STATED PROBLEM -
Please reproduce the records from the very first line through the line that contains "1176, 2499, 1192]", inclusive.

○ ○ ○ ○

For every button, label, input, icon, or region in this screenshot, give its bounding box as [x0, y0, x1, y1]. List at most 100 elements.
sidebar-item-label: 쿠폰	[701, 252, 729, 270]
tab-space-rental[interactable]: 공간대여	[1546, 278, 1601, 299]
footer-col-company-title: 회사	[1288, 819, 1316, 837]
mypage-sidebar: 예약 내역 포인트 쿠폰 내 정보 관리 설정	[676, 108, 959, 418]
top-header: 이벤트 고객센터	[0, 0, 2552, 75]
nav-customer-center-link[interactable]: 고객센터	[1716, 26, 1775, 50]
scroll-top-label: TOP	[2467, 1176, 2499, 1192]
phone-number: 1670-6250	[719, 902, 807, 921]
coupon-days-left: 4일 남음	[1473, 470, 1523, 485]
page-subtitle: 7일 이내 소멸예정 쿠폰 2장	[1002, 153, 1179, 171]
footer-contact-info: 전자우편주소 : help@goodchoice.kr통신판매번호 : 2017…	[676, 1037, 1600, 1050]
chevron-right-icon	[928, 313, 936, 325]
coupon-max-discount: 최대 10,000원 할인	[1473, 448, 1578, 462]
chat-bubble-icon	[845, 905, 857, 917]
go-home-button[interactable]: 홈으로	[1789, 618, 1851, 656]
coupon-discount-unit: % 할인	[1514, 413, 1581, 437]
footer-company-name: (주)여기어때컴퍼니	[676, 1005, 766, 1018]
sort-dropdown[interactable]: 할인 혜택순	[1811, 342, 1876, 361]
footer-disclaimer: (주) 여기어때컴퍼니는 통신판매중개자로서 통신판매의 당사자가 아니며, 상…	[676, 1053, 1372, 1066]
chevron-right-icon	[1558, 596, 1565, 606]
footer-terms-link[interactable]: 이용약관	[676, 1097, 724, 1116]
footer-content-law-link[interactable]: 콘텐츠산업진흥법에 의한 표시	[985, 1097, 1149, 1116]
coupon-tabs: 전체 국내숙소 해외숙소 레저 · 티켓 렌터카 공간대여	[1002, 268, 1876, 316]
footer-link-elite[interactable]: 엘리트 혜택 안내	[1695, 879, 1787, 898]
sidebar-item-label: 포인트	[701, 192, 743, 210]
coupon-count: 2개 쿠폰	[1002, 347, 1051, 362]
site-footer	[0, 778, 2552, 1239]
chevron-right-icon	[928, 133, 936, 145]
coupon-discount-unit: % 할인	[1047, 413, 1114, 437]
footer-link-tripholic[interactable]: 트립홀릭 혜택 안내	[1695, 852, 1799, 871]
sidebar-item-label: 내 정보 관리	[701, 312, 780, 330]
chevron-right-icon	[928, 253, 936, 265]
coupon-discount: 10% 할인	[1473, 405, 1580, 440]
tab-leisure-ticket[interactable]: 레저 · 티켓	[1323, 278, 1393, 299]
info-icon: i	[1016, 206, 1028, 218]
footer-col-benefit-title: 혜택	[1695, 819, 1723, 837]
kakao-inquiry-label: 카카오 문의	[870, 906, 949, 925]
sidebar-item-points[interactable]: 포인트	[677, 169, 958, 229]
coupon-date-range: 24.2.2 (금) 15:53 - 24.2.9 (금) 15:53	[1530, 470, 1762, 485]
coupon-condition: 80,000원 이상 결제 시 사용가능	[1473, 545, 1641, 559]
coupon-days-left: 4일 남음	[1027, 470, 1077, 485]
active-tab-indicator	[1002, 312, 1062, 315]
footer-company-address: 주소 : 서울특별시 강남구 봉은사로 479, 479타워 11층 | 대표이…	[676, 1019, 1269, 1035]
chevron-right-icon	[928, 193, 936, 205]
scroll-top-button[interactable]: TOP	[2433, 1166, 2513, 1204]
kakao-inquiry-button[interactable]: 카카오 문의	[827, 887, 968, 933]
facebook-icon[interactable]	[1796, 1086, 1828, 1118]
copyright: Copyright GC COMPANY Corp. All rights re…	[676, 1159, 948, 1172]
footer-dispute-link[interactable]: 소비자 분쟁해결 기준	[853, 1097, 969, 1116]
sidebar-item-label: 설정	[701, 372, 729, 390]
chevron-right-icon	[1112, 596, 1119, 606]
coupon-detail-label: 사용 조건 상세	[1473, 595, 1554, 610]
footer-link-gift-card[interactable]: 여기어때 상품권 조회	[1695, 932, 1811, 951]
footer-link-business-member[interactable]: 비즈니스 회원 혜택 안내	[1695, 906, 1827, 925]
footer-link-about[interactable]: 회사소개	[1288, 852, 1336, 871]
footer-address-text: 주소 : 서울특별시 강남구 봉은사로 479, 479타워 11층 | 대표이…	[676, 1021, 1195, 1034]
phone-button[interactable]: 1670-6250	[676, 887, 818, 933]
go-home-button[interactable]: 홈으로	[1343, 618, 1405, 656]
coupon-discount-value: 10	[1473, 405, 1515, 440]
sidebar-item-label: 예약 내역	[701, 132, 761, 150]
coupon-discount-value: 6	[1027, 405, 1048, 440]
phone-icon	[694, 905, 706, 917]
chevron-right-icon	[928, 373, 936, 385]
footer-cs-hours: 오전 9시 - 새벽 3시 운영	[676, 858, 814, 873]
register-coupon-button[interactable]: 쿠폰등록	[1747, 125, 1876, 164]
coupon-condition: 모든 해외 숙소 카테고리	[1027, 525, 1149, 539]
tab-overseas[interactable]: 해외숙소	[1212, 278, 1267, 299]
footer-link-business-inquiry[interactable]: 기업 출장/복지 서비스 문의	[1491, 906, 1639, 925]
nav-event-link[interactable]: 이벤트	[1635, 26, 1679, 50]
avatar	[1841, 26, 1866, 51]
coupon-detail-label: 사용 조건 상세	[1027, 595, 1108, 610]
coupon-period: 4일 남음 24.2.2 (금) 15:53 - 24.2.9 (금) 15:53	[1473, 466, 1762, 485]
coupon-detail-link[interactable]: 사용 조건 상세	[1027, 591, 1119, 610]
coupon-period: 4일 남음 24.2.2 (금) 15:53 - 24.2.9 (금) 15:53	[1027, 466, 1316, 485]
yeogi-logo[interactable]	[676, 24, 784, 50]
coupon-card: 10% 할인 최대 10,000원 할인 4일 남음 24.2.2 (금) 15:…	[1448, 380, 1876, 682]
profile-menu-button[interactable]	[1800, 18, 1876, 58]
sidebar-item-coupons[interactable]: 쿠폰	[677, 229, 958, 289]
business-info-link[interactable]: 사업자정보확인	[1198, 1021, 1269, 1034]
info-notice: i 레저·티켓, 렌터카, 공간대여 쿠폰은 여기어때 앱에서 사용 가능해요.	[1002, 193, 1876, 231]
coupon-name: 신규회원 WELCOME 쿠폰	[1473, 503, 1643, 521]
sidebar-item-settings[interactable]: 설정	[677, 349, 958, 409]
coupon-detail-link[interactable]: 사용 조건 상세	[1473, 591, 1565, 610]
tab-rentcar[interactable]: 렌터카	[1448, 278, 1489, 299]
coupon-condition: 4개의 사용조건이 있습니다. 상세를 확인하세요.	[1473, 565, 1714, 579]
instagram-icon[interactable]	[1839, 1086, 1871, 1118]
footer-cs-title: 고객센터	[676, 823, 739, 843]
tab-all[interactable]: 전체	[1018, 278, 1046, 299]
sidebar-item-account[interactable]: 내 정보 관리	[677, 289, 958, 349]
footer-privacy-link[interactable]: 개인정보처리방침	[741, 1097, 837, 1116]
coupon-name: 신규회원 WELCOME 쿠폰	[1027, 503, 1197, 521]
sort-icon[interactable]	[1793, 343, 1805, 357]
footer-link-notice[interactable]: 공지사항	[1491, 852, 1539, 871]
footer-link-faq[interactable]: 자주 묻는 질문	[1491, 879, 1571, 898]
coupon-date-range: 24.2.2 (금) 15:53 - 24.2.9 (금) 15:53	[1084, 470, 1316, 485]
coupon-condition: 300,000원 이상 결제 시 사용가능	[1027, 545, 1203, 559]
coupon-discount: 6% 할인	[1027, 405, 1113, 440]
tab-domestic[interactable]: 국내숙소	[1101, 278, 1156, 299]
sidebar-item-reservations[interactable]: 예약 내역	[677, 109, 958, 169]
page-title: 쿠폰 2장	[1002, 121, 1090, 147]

○ ○ ○ ○

IN RESPONSE -
For every button, label, input, icon, or region in this screenshot, give its bounding box as [x0, y0, x1, y1]. List at most 100 elements.
sidebar-item-label: 쿠폰	[701, 252, 729, 270]
tab-space-rental[interactable]: 공간대여	[1546, 278, 1601, 299]
footer-col-company-title: 회사	[1288, 819, 1316, 837]
mypage-sidebar: 예약 내역 포인트 쿠폰 내 정보 관리 설정	[676, 108, 959, 418]
top-header: 이벤트 고객센터	[0, 0, 2552, 75]
nav-customer-center-link[interactable]: 고객센터	[1716, 26, 1775, 50]
scroll-top-label: TOP	[2467, 1176, 2499, 1192]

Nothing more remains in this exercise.